***** Stored data *****

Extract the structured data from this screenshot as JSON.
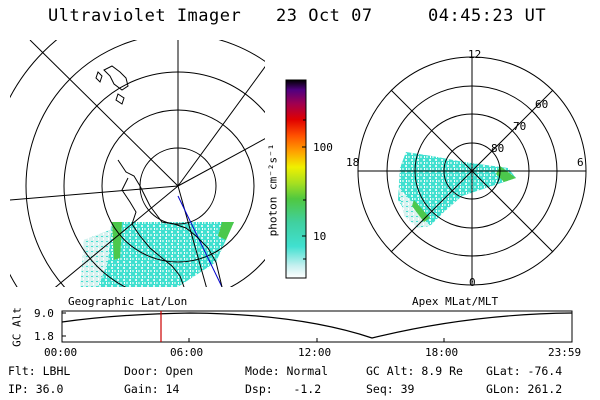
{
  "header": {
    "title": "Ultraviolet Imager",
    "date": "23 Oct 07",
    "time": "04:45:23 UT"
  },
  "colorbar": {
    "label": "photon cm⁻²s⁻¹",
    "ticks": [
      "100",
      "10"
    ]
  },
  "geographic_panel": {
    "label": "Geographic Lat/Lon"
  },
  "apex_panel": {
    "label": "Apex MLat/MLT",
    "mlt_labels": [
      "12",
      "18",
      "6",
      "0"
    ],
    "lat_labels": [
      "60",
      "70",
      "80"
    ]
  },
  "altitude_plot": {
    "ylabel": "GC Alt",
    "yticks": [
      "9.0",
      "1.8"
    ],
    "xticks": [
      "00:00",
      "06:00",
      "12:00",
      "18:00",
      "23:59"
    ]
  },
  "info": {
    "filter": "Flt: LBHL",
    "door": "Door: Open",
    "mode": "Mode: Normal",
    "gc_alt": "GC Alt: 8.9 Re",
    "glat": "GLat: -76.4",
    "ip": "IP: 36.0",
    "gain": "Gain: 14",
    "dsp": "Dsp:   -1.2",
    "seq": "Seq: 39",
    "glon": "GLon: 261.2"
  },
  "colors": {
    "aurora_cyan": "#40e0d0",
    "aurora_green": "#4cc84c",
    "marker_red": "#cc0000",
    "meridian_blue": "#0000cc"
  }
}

*****

Copy each line in full and exactly, omitting any picture.

◆ Full output ◆
Extract the structured data from this screenshot as JSON.
{
  "header": {
    "title": "Ultraviolet Imager",
    "date": "23 Oct 07",
    "time": "04:45:23 UT"
  },
  "colorbar": {
    "label": "photon cm⁻²s⁻¹",
    "ticks": [
      "100",
      "10"
    ]
  },
  "geographic_panel": {
    "label": "Geographic Lat/Lon"
  },
  "apex_panel": {
    "label": "Apex MLat/MLT",
    "mlt_labels": [
      "12",
      "18",
      "6",
      "0"
    ],
    "lat_labels": [
      "60",
      "70",
      "80"
    ]
  },
  "altitude_plot": {
    "ylabel": "GC Alt",
    "yticks": [
      "9.0",
      "1.8"
    ],
    "xticks": [
      "00:00",
      "06:00",
      "12:00",
      "18:00",
      "23:59"
    ]
  },
  "info": {
    "filter": "Flt: LBHL",
    "door": "Door: Open",
    "mode": "Mode: Normal",
    "gc_alt": "GC Alt: 8.9 Re",
    "glat": "GLat: -76.4",
    "ip": "IP: 36.0",
    "gain": "Gain: 14",
    "dsp": "Dsp:   -1.2",
    "seq": "Seq: 39",
    "glon": "GLon: 261.2"
  },
  "colors": {
    "aurora_cyan": "#40e0d0",
    "aurora_green": "#4cc84c",
    "marker_red": "#cc0000",
    "meridian_blue": "#0000cc"
  }
}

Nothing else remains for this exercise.